- [What needs to be done]: Extract each line where the string "thereof" shows up.

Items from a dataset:
+--

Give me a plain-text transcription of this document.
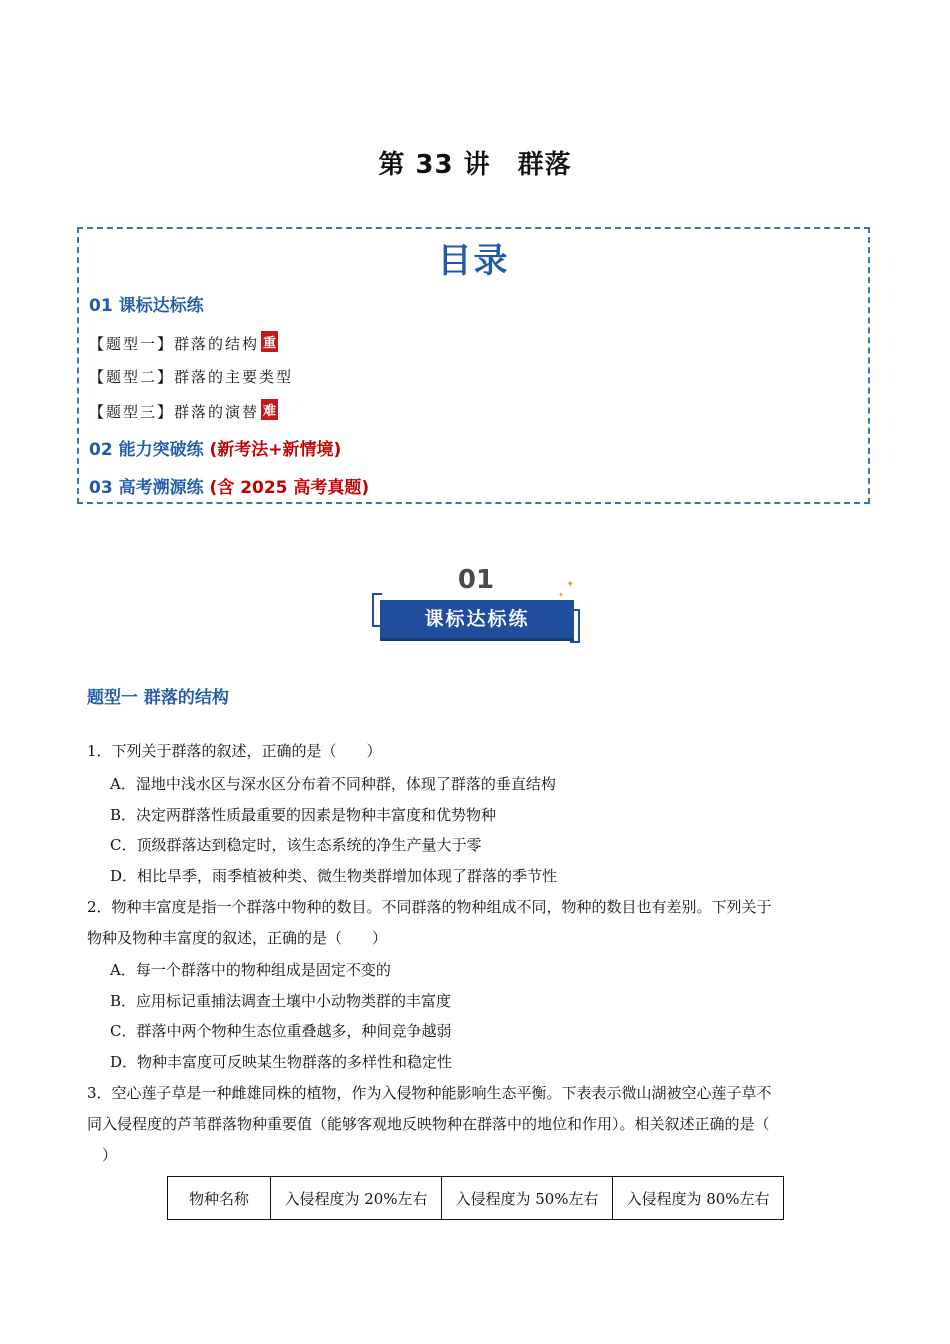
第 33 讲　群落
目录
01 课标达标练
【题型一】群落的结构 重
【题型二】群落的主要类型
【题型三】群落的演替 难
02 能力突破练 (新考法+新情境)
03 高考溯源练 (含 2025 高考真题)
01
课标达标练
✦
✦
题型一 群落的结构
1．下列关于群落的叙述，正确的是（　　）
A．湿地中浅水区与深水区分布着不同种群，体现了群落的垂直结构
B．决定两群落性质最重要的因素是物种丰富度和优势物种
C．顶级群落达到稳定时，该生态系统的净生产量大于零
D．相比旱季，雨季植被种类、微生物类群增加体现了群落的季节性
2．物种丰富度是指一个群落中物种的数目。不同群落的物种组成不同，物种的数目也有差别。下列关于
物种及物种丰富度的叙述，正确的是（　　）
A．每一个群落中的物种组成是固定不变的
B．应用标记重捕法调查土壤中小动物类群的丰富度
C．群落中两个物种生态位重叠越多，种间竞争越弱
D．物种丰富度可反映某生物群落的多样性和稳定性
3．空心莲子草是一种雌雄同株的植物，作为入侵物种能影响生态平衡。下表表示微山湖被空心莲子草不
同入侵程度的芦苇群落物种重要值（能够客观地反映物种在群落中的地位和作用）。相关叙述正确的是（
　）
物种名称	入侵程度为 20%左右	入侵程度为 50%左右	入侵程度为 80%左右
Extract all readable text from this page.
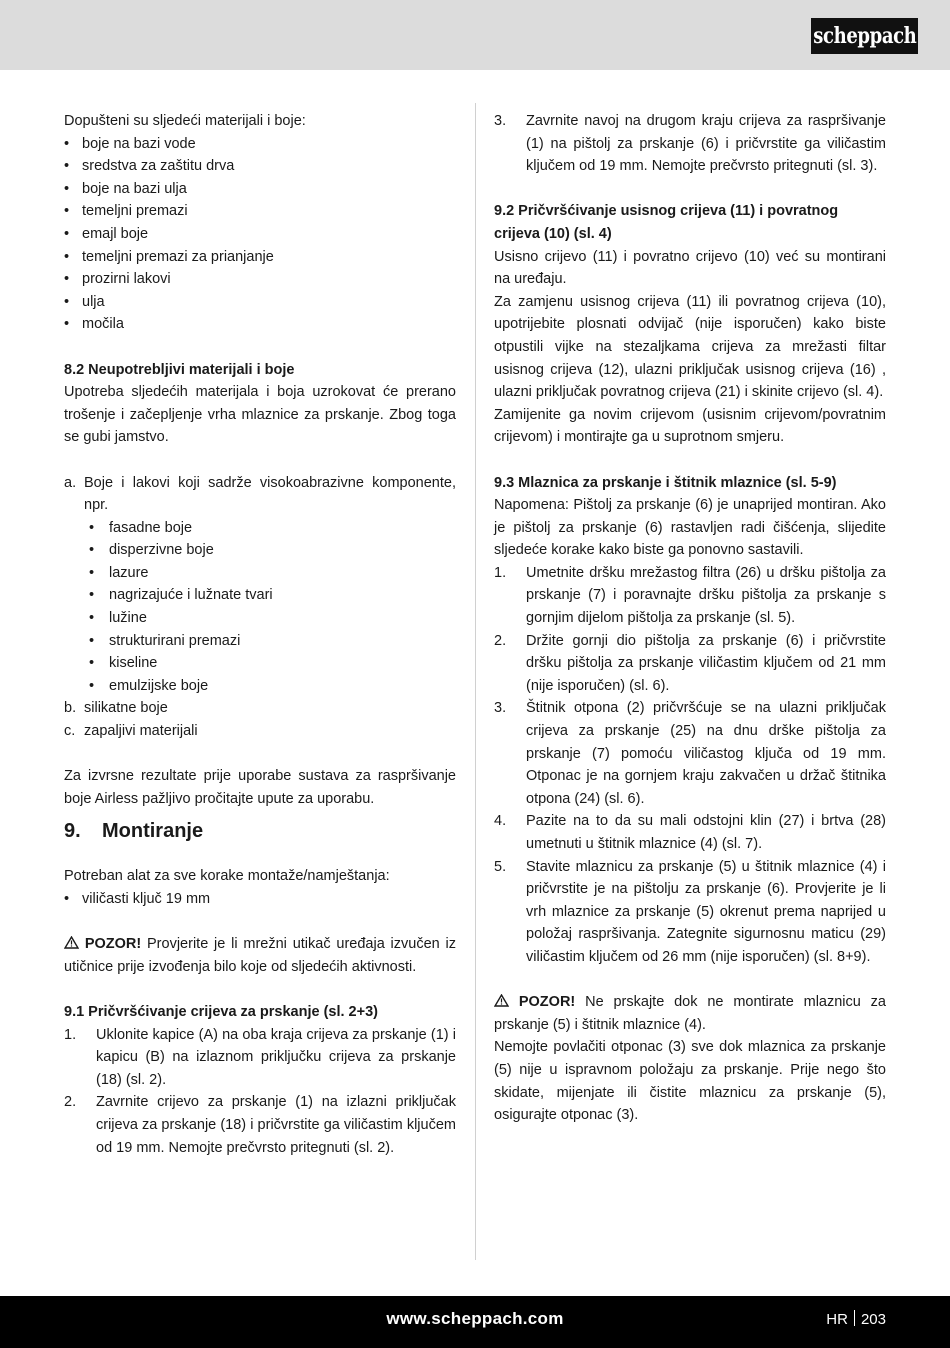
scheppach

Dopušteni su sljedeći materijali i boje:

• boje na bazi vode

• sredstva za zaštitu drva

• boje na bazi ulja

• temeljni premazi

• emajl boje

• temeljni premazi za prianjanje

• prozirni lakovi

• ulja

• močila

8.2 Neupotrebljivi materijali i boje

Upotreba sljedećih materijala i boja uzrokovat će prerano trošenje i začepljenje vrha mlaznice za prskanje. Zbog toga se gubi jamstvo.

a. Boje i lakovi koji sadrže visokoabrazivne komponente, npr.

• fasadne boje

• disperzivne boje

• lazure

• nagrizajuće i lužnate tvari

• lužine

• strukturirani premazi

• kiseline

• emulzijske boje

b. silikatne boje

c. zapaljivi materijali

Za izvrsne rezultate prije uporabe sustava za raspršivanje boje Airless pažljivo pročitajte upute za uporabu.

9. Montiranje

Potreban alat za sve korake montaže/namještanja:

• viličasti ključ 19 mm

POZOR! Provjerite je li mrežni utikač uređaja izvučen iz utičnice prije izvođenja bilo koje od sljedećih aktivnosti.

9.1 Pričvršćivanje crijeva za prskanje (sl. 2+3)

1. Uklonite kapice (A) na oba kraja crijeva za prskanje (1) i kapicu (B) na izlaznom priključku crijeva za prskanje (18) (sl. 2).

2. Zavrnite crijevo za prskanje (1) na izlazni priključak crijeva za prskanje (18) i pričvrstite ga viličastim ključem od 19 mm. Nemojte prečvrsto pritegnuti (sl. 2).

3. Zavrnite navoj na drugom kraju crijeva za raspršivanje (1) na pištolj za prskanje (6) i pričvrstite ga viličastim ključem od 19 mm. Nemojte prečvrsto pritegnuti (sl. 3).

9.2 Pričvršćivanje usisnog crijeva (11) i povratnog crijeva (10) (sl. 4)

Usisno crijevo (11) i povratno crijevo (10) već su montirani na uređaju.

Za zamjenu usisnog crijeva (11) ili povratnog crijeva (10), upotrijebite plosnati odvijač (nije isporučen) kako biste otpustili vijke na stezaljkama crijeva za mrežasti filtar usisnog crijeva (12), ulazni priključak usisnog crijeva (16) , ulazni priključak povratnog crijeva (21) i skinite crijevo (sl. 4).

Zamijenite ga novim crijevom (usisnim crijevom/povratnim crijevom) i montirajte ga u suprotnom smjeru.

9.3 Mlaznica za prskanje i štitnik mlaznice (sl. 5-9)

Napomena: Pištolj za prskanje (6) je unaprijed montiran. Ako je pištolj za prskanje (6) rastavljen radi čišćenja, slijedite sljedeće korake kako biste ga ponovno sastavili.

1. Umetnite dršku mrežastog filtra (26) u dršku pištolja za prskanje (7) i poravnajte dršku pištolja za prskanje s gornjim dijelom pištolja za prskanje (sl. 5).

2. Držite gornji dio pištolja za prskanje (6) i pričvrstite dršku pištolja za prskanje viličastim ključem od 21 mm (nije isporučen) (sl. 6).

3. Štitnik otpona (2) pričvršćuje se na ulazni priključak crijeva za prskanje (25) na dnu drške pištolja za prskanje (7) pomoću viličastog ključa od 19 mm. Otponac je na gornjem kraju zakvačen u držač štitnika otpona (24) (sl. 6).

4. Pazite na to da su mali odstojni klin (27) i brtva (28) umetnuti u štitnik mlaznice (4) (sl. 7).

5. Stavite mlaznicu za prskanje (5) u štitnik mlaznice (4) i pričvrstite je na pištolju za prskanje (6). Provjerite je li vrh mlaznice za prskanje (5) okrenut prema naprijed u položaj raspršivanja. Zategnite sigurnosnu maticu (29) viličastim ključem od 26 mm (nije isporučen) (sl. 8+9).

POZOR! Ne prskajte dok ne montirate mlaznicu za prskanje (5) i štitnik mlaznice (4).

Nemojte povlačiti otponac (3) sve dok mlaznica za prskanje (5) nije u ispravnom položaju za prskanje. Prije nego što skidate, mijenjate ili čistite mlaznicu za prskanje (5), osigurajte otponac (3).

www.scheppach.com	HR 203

+--

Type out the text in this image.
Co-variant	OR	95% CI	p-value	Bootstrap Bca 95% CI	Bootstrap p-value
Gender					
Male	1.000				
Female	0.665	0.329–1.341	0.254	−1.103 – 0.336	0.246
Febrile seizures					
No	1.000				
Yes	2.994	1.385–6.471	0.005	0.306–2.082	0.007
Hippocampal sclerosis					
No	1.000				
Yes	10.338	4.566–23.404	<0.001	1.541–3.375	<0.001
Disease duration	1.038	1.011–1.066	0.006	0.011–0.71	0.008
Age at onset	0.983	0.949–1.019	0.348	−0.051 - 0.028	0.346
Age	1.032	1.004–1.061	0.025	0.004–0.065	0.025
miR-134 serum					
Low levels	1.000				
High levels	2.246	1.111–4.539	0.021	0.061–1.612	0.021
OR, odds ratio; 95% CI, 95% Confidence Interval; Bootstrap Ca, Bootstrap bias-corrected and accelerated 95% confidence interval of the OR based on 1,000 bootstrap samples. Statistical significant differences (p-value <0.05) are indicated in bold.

+--

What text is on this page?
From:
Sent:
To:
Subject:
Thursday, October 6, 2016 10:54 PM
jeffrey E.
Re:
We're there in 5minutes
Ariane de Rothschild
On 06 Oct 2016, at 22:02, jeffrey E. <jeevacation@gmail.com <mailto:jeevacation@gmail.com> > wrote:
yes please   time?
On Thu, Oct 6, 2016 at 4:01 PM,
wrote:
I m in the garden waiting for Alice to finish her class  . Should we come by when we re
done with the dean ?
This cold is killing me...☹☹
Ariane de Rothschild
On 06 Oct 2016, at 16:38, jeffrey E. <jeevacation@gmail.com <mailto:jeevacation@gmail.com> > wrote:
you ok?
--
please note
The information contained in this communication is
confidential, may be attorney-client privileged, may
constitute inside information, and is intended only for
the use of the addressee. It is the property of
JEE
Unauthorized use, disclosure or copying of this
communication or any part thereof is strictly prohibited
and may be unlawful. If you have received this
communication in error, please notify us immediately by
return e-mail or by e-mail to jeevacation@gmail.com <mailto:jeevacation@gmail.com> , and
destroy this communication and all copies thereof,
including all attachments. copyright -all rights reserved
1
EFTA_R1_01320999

+--

- [Answer for the task]:
communication or any part thereof is strictly prohibited
destroy this communication and all copies thereof,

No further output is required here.